__Task instructions__
For the data below, report the number of lines that contain the string "screenshot" and nothing else.

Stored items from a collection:
+ + + + +

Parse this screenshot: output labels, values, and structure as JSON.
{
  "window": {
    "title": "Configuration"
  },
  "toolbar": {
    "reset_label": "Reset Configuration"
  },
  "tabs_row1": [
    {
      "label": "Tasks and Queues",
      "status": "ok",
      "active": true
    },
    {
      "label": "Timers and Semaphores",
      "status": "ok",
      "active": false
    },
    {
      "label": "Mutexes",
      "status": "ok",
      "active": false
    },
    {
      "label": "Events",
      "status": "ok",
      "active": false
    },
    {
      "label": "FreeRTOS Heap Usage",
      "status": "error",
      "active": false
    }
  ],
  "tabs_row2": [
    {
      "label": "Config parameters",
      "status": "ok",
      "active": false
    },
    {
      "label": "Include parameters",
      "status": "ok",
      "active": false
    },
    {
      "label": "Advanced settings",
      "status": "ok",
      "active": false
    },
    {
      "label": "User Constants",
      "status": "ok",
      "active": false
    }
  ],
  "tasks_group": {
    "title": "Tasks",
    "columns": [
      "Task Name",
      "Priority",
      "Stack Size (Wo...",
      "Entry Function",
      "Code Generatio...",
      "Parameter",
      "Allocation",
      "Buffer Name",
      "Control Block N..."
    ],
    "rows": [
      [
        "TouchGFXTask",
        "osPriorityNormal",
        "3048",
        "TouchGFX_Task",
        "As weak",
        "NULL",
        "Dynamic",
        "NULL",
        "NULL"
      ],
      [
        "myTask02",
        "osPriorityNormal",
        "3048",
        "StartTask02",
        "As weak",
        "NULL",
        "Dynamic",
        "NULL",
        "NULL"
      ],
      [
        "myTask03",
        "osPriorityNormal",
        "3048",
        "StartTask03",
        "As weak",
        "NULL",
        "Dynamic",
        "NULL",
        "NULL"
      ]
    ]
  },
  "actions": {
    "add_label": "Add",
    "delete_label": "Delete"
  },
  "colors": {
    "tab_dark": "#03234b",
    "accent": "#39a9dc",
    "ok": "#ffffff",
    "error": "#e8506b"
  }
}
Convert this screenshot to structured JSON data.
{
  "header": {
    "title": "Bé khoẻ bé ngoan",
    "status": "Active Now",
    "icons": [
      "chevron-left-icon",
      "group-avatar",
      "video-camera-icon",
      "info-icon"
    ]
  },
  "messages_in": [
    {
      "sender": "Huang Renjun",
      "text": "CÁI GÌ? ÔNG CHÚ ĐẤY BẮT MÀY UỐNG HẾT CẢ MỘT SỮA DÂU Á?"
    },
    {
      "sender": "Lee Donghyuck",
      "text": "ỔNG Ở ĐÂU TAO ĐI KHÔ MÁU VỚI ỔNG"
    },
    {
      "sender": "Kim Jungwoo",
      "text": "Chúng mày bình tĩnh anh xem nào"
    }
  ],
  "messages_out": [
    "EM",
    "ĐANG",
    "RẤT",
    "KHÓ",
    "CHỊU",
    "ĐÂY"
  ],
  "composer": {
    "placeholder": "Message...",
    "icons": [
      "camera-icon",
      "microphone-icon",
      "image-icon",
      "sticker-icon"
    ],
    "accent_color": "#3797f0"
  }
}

+ + + + +

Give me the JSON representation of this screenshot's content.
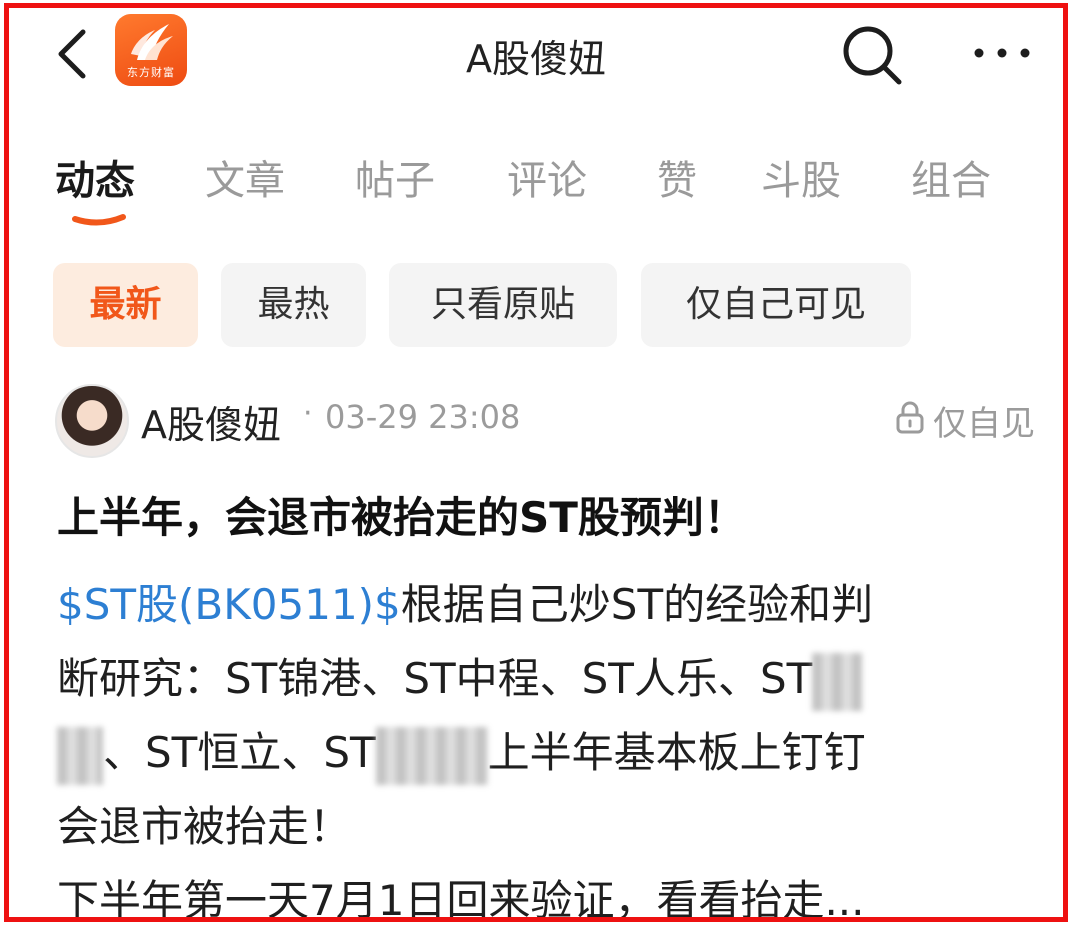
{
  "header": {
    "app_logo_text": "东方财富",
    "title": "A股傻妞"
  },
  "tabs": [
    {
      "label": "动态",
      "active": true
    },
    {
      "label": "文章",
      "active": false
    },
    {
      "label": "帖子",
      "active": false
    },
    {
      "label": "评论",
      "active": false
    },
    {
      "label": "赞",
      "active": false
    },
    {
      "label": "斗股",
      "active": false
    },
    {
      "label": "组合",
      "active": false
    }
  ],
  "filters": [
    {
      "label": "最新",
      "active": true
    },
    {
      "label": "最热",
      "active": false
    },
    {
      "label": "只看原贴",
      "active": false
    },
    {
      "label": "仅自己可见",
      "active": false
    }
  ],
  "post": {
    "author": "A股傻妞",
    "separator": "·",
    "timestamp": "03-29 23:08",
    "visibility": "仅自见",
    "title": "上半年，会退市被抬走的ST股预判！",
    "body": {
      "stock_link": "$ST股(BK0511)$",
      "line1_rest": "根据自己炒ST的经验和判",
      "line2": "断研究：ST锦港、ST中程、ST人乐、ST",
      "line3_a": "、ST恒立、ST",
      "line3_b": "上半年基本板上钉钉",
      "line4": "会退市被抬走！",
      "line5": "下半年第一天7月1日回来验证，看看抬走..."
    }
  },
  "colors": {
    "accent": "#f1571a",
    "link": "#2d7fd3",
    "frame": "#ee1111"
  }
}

+ + + + +

__Solution for this problem__
3